_Problem to solve_
Identify and reproduce every line holding the string "third".

_Material provided_
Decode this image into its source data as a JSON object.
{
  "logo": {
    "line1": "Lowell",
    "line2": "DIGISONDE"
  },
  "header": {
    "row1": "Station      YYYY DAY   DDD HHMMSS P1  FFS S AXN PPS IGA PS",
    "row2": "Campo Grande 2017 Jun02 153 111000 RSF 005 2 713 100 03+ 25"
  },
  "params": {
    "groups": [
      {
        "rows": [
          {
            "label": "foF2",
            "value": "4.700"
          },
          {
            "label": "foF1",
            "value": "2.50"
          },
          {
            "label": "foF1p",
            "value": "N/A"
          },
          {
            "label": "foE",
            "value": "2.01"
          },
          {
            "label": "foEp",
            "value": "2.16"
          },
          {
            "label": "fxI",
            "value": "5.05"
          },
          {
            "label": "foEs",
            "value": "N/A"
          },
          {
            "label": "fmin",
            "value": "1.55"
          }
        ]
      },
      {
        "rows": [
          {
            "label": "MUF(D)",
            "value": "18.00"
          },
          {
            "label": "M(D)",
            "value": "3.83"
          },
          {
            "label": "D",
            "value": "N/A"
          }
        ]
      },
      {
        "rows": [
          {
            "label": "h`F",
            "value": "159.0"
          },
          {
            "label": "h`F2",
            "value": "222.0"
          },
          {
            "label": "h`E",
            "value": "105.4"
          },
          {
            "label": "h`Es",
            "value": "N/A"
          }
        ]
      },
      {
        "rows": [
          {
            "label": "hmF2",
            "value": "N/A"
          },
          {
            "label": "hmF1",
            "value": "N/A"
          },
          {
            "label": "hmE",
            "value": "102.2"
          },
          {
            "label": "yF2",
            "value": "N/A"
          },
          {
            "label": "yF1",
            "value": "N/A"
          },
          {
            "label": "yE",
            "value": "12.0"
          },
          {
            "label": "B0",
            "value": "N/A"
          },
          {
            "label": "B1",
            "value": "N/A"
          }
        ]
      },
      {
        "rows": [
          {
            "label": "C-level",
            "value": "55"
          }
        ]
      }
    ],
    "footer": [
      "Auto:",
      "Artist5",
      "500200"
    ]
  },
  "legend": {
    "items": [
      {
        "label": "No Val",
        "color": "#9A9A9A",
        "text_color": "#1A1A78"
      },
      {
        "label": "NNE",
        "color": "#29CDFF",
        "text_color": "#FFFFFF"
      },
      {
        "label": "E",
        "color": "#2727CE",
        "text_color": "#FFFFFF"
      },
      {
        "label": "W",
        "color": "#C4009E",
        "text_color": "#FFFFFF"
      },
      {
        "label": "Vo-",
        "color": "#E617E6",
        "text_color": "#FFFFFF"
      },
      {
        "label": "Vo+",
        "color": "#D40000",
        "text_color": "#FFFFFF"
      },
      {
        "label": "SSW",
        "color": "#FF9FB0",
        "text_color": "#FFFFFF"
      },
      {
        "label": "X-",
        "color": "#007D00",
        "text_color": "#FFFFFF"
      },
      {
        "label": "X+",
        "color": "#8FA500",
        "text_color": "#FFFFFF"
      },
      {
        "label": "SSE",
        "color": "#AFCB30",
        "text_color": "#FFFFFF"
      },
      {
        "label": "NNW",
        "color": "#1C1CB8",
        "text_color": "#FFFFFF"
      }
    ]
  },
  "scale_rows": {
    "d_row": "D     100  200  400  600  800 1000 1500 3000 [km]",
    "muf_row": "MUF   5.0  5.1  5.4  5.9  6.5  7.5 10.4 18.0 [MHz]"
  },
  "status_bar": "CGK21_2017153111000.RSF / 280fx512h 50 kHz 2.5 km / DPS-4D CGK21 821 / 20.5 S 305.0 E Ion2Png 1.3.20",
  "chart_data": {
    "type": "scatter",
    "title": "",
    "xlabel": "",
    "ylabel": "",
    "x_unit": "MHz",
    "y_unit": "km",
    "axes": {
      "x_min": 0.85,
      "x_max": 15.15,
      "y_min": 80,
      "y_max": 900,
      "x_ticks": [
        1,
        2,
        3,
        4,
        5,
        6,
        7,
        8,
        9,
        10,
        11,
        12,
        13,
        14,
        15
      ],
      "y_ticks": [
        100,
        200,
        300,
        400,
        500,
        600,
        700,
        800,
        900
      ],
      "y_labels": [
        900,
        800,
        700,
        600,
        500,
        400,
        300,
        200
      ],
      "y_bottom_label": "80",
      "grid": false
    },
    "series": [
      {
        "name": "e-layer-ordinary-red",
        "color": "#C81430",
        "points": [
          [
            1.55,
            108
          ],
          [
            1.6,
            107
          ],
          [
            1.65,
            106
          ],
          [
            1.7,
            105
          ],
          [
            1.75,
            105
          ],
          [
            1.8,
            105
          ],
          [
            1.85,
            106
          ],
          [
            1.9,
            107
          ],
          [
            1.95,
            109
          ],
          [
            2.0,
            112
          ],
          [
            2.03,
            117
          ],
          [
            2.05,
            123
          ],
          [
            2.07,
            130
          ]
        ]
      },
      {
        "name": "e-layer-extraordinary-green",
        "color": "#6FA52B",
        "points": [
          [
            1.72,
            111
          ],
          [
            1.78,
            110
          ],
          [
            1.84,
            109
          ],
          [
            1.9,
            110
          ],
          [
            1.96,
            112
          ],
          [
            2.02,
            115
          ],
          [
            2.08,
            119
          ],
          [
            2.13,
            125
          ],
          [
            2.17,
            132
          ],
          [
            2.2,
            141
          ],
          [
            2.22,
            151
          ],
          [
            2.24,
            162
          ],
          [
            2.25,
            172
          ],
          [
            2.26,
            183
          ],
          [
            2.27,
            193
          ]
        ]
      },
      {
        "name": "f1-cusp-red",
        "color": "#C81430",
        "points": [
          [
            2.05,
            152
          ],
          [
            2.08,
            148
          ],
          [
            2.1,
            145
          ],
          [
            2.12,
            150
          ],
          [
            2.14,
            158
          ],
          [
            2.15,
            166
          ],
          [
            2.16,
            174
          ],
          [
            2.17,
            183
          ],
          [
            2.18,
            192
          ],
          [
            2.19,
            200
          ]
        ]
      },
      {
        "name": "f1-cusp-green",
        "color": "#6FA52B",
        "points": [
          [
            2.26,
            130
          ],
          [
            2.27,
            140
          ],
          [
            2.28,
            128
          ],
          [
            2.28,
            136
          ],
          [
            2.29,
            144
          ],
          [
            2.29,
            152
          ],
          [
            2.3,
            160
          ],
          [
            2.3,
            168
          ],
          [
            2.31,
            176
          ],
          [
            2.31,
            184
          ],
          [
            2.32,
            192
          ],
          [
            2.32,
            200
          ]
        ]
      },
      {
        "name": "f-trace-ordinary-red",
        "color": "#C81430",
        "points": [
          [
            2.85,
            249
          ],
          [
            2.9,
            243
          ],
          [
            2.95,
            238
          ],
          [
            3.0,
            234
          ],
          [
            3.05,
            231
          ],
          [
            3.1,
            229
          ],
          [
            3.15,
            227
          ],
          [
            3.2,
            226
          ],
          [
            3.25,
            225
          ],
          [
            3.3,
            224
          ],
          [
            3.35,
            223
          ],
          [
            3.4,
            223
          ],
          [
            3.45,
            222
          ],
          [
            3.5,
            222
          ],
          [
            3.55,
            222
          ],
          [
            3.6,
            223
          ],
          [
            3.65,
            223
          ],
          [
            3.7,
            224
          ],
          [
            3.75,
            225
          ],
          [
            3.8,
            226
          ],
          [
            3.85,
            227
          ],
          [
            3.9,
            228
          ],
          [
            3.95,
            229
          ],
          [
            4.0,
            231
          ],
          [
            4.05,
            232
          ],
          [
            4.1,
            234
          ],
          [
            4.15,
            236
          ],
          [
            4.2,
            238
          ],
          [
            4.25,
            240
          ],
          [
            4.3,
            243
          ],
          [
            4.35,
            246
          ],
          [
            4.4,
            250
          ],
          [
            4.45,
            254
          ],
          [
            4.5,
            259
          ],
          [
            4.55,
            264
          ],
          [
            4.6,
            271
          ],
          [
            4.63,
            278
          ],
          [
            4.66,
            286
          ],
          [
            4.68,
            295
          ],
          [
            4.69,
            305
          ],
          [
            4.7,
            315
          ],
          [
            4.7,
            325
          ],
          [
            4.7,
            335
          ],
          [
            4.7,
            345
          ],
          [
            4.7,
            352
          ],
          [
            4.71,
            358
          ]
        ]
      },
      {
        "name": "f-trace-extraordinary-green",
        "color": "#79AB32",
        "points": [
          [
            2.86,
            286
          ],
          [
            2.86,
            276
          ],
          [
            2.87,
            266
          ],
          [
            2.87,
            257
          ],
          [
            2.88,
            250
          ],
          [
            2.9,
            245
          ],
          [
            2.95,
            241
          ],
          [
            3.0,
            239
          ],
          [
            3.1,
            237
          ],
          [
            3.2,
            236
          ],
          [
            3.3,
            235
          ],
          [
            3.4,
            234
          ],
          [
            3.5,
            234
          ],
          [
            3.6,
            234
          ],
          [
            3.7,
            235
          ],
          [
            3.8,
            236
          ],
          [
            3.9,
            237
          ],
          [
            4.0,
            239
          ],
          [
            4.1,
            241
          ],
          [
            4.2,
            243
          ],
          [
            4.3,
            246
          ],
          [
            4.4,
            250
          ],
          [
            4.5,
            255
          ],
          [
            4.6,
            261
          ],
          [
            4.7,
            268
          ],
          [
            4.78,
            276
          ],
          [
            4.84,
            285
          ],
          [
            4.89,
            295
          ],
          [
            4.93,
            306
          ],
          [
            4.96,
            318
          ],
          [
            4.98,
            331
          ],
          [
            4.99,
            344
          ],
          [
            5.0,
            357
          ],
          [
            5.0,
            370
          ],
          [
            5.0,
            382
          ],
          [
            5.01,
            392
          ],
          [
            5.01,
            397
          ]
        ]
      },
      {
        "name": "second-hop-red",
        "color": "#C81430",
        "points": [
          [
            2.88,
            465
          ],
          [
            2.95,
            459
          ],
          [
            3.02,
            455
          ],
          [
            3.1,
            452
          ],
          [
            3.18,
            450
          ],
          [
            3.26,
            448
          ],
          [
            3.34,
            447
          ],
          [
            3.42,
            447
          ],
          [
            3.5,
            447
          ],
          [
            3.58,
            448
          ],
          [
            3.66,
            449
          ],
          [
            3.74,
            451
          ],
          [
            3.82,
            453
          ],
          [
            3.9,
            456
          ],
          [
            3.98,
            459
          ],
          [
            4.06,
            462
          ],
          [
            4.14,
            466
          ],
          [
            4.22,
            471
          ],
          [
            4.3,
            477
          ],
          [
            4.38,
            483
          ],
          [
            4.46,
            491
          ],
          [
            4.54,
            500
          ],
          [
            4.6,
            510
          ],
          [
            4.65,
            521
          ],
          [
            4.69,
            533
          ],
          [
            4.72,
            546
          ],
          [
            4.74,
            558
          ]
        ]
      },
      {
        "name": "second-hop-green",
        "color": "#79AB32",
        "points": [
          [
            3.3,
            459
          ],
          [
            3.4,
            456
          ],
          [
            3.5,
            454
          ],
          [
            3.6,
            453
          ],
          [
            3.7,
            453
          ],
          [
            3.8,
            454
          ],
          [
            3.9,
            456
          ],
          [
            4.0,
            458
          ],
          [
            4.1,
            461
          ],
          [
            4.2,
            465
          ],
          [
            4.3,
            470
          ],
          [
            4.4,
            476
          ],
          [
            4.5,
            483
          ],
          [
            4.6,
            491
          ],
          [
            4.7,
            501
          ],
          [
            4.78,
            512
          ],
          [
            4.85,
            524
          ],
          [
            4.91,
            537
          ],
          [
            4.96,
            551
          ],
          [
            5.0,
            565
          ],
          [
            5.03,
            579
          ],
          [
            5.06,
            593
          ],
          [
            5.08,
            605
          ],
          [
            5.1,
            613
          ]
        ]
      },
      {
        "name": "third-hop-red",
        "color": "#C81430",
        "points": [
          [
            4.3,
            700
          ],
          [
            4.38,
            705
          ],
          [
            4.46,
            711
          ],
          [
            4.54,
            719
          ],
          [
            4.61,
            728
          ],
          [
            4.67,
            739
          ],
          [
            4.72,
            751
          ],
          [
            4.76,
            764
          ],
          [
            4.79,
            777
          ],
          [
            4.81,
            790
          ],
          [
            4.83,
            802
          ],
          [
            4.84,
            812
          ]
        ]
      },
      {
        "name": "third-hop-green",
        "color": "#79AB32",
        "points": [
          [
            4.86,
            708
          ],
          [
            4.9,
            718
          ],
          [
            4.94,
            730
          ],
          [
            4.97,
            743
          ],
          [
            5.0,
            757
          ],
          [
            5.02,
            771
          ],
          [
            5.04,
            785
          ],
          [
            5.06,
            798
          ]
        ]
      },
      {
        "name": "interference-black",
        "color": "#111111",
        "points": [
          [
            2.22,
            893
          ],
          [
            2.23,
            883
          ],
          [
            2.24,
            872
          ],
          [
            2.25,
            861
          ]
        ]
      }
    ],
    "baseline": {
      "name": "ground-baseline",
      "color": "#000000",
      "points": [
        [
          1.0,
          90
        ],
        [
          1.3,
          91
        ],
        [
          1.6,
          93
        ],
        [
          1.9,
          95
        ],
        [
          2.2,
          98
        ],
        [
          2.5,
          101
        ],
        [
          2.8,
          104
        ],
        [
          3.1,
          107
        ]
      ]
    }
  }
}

_Exercise result_
        "name": "third-hop-red",
        "name": "third-hop-green",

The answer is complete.